▶ JOB:
Repeat everything in the material exactly.

Dataset items:

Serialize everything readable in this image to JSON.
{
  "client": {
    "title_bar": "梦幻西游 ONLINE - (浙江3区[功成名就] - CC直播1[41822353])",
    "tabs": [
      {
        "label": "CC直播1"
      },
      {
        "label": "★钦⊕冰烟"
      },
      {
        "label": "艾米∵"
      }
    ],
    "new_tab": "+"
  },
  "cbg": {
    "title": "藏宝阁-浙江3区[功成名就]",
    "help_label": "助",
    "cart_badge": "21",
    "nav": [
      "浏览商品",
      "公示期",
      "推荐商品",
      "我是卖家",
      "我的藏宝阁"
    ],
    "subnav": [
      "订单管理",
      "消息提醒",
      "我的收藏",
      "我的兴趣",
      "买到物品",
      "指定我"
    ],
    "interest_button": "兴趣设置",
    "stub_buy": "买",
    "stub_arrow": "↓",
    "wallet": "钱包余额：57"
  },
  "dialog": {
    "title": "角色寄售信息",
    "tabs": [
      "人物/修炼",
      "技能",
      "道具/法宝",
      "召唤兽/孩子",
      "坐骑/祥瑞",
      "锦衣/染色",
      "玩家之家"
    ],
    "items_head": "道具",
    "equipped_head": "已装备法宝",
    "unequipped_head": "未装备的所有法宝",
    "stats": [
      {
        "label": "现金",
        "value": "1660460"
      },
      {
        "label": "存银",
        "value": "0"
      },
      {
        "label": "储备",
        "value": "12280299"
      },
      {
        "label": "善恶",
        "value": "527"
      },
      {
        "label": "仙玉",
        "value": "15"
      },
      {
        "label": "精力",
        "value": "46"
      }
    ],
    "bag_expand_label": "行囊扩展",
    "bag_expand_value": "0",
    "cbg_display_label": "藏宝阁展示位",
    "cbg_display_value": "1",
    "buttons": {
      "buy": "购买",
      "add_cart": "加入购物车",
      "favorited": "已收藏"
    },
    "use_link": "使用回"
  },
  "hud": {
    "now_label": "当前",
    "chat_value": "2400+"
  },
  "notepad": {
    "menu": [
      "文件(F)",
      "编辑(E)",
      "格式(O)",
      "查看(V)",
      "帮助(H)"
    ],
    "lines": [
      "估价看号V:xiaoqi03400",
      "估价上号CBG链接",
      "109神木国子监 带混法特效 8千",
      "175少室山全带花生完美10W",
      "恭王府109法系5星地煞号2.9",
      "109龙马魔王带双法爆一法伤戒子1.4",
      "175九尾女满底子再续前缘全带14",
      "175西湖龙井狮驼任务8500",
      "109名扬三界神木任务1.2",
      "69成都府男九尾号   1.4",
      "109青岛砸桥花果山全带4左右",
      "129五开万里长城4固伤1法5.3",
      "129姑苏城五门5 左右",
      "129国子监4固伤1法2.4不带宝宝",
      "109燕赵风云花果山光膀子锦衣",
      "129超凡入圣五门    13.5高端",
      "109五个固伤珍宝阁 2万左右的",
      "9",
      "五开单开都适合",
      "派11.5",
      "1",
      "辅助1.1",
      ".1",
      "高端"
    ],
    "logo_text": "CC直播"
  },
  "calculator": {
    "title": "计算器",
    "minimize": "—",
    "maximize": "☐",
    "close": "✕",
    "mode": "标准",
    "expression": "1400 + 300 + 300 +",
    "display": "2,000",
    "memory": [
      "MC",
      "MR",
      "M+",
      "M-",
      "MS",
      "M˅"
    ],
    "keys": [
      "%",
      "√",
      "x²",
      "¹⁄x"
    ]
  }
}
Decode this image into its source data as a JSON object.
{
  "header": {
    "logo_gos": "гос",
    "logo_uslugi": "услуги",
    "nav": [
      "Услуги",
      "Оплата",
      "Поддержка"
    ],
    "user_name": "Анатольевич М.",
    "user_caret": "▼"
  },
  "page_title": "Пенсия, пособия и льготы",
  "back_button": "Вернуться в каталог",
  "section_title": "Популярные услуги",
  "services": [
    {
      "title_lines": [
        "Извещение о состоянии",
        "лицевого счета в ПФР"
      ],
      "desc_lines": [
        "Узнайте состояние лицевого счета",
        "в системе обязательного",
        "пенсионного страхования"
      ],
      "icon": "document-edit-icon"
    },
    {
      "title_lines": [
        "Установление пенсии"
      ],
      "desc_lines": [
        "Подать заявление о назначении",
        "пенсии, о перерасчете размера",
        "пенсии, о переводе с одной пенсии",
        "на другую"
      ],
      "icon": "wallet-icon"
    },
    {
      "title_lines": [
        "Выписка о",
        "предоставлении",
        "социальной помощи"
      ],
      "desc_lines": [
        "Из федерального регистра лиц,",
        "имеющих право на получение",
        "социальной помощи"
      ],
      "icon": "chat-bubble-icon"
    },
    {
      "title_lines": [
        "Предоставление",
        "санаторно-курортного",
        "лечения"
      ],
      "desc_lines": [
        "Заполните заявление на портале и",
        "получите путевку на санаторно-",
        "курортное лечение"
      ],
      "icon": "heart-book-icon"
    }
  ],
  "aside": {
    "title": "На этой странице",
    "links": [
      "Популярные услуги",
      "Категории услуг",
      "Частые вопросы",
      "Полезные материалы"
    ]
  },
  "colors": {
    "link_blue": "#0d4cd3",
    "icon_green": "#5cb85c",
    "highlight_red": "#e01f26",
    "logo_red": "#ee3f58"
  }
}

▶ SOLUTION TO THIS PROBLEM:
Serialize everything readable in this image to JSON.
{
  "client": {
    "title_bar": "梦幻西游 ONLINE - (浙江3区[功成名就] - CC直播1[41822353])",
    "tabs": [
      {
        "label": "CC直播1"
      },
      {
        "label": "★钦⊕冰烟"
      },
      {
        "label": "艾米∵"
      }
    ],
    "new_tab": "+"
  },
  "cbg": {
    "title": "藏宝阁-浙江3区[功成名就]",
    "help_label": "助",
    "cart_badge": "21",
    "nav": [
      "浏览商品",
      "公示期",
      "推荐商品",
      "我是卖家",
      "我的藏宝阁"
    ],
    "subnav": [
      "订单管理",
      "消息提醒",
      "我的收藏",
      "我的兴趣",
      "买到物品",
      "指定我"
    ],
    "interest_button": "兴趣设置",
    "stub_buy": "买",
    "stub_arrow": "↓",
    "wallet": "钱包余额：57"
  },
  "dialog": {
    "title": "角色寄售信息",
    "tabs": [
      "人物/修炼",
      "技能",
      "道具/法宝",
      "召唤兽/孩子",
      "坐骑/祥瑞",
      "锦衣/染色",
      "玩家之家"
    ],
    "items_head": "道具",
    "equipped_head": "已装备法宝",
    "unequipped_head": "未装备的所有法宝",
    "stats": [
      {
        "label": "现金",
        "value": "1660460"
      },
      {
        "label": "存银",
        "value": "0"
      },
      {
        "label": "储备",
        "value": "12280299"
      },
      {
        "label": "善恶",
        "value": "527"
      },
      {
        "label": "仙玉",
        "value": "15"
      },
      {
        "label": "精力",
        "value": "46"
      }
    ],
    "bag_expand_label": "行囊扩展",
    "bag_expand_value": "0",
    "cbg_display_label": "藏宝阁展示位",
    "cbg_display_value": "1",
    "buttons": {
      "buy": "购买",
      "add_cart": "加入购物车",
      "favorited": "已收藏"
    },
    "use_link": "使用回"
  },
  "hud": {
    "now_label": "当前",
    "chat_value": "2400+"
  },
  "notepad": {
    "menu": [
      "文件(F)",
      "编辑(E)",
      "格式(O)",
      "查看(V)",
      "帮助(H)"
    ],
    "lines": [
      "估价看号V:xiaoqi03400",
      "估价上号CBG链接",
      "109神木国子监 带混法特效 8千",
      "175少室山全带花生完美10W",
      "恭王府109法系5星地煞号2.9",
      "109龙马魔王带双法爆一法伤戒子1.4",
      "175九尾女满底子再续前缘全带14",
      "175西湖龙井狮驼任务8500",
      "109名扬三界神木任务1.2",
      "69成都府男九尾号   1.4",
      "109青岛砸桥花果山全带4左右",
      "129五开万里长城4固伤1法5.3",
      "129姑苏城五门5 左右",
      "129国子监4固伤1法2.4不带宝宝",
      "109燕赵风云花果山光膀子锦衣",
      "129超凡入圣五门    13.5高端",
      "109五个固伤珍宝阁 2万左右的",
      "9",
      "五开单开都适合",
      "派11.5",
      "1",
      "辅助1.1",
      ".1",
      "高端"
    ],
    "logo_text": "CC直播"
  },
  "calculator": {
    "title": "计算器",
    "minimize": "—",
    "maximize": "☐",
    "close": "✕",
    "mode": "标准",
    "expression": "1400 + 300 + 300 +",
    "display": "2,000",
    "memory": [
      "MC",
      "MR",
      "M+",
      "M-",
      "MS",
      "M˅"
    ],
    "keys": [
      "%",
      "√",
      "x²",
      "¹⁄x"
    ]
  }
}
Decode this image into its source data as a JSON object.
{
  "header": {
    "logo_gos": "гос",
    "logo_uslugi": "услуги",
    "nav": [
      "Услуги",
      "Оплата",
      "Поддержка"
    ],
    "user_name": "Анатольевич М.",
    "user_caret": "▼"
  },
  "page_title": "Пенсия, пособия и льготы",
  "back_button": "Вернуться в каталог",
  "section_title": "Популярные услуги",
  "services": [
    {
      "title_lines": [
        "Извещение о состоянии",
        "лицевого счета в ПФР"
      ],
      "desc_lines": [
        "Узнайте состояние лицевого счета",
        "в системе обязательного",
        "пенсионного страхования"
      ],
      "icon": "document-edit-icon"
    },
    {
      "title_lines": [
        "Установление пенсии"
      ],
      "desc_lines": [
        "Подать заявление о назначении",
        "пенсии, о перерасчете размера",
        "пенсии, о переводе с одной пенсии",
        "на другую"
      ],
      "icon": "wallet-icon"
    },
    {
      "title_lines": [
        "Выписка о",
        "предоставлении",
        "социальной помощи"
      ],
      "desc_lines": [
        "Из федерального регистра лиц,",
        "имеющих право на получение",
        "социальной помощи"
      ],
      "icon": "chat-bubble-icon"
    },
    {
      "title_lines": [
        "Предоставление",
        "санаторно-курортного",
        "лечения"
      ],
      "desc_lines": [
        "Заполните заявление на портале и",
        "получите путевку на санаторно-",
        "курортное лечение"
      ],
      "icon": "heart-book-icon"
    }
  ],
  "aside": {
    "title": "На этой странице",
    "links": [
      "Популярные услуги",
      "Категории услуг",
      "Частые вопросы",
      "Полезные материалы"
    ]
  },
  "colors": {
    "link_blue": "#0d4cd3",
    "icon_green": "#5cb85c",
    "highlight_red": "#e01f26",
    "logo_red": "#ee3f58"
  }
}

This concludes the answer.